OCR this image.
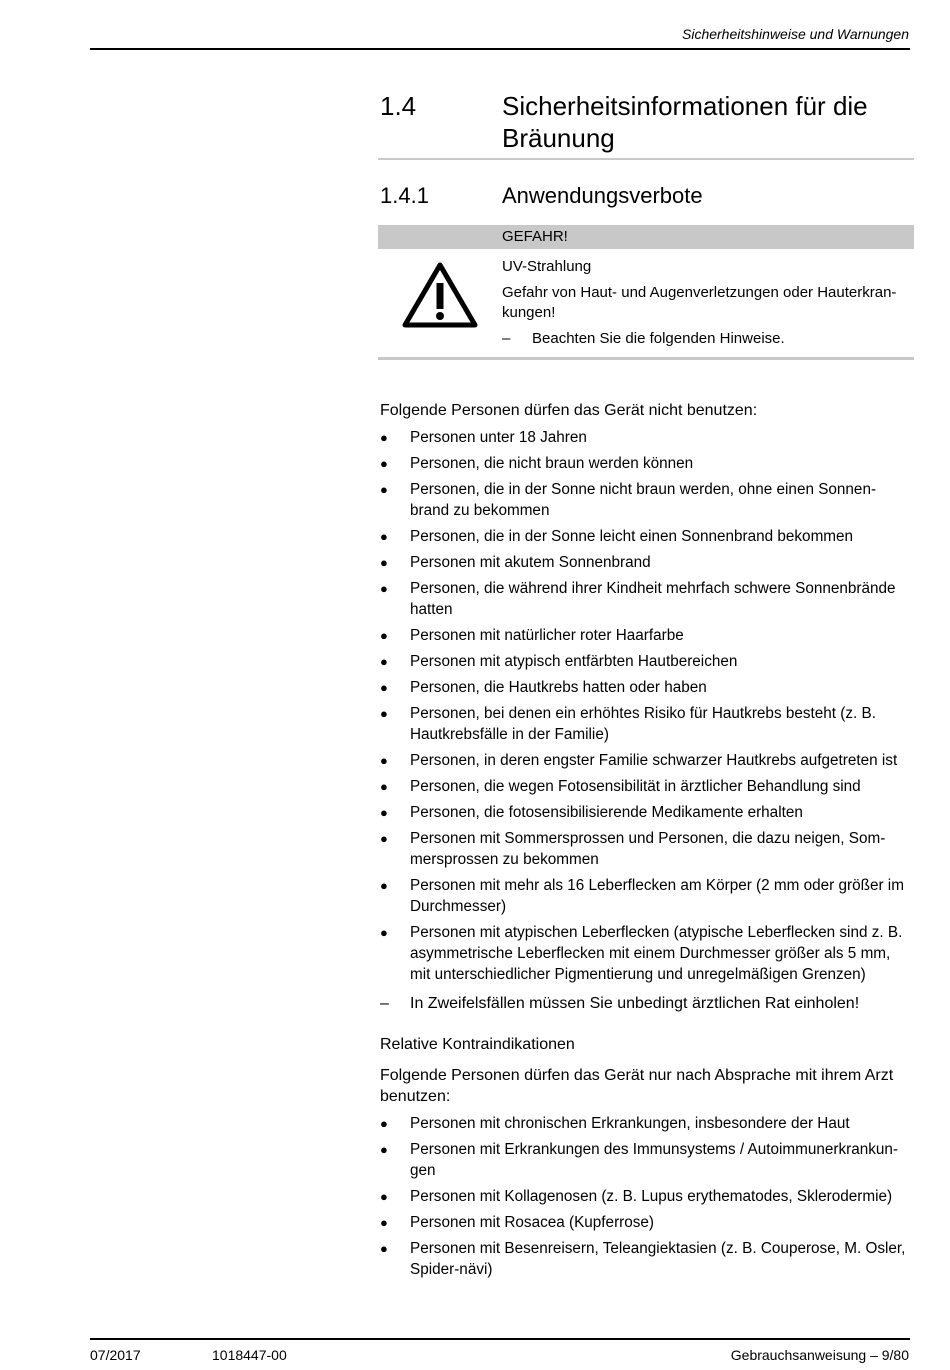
Sicherheitshinweise und Warnungen
1.4	Sicherheitsinformationen für die Bräunung
1.4.1	Anwendungsverbote
GEFAHR!

UV-Strahlung

Gefahr von Haut- und Augenverletzungen oder Hauterkran-kungen!

–	Beachten Sie die folgenden Hinweise.

Folgende Personen dürfen das Gerät nicht benutzen:

●	Personen unter 18 Jahren
●	Personen, die nicht braun werden können
●	Personen, die in der Sonne nicht braun werden, ohne einen Sonnen-brand zu bekommen
●	Personen, die in der Sonne leicht einen Sonnenbrand bekommen
●	Personen mit akutem Sonnenbrand
●	Personen, die während ihrer Kindheit mehrfach schwere Sonnenbrände hatten
●	Personen mit natürlicher roter Haarfarbe
●	Personen mit atypisch entfärbten Hautbereichen
●	Personen, die Hautkrebs hatten oder haben
●	Personen, bei denen ein erhöhtes Risiko für Hautkrebs besteht (z. B. Hautkrebsfälle in der Familie)
●	Personen, in deren engster Familie schwarzer Hautkrebs aufgetreten ist
●	Personen, die wegen Fotosensibilität in ärztlicher Behandlung sind
●	Personen, die fotosensibilisierende Medikamente erhalten
●	Personen mit Sommersprossen und Personen, die dazu neigen, Som-mersprossen zu bekommen
●	Personen mit mehr als 16 Leberflecken am Körper (2 mm oder größer im Durchmesser)
●	Personen mit atypischen Leberflecken (atypische Leberflecken sind z. B. asymmetrische Leberflecken mit einem Durchmesser größer als 5 mm, mit unterschiedlicher Pigmentierung und unregelmäßigen Grenzen)
–	In Zweifelsfällen müssen Sie unbedingt ärztlichen Rat einholen!

Relative Kontraindikationen

Folgende Personen dürfen das Gerät nur nach Absprache mit ihrem Arzt benutzen:

●	Personen mit chronischen Erkrankungen, insbesondere der Haut
●	Personen mit Erkrankungen des Immunsystems / Autoimmunerkrankun-gen
●	Personen mit Kollagenosen (z. B. Lupus erythematodes, Sklerodermie)
●	Personen mit Rosacea (Kupferrose)
●	Personen mit Besenreisern, Teleangiektasien (z. B. Couperose, M. Osler, Spider-nävi)
07/2017	1018447-00	Gebrauchsanweisung – 9/80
==================================================
→ **THE PROBLEM**:
Scan the material above for the word "Sonnenbrand". Copy each line where it occurs.

→ **SOLUTION FOR THIS PROBLEM**:
●	Personen, die in der Sonne leicht einen Sonnenbrand bekommen
●	Personen mit akutem Sonnenbrand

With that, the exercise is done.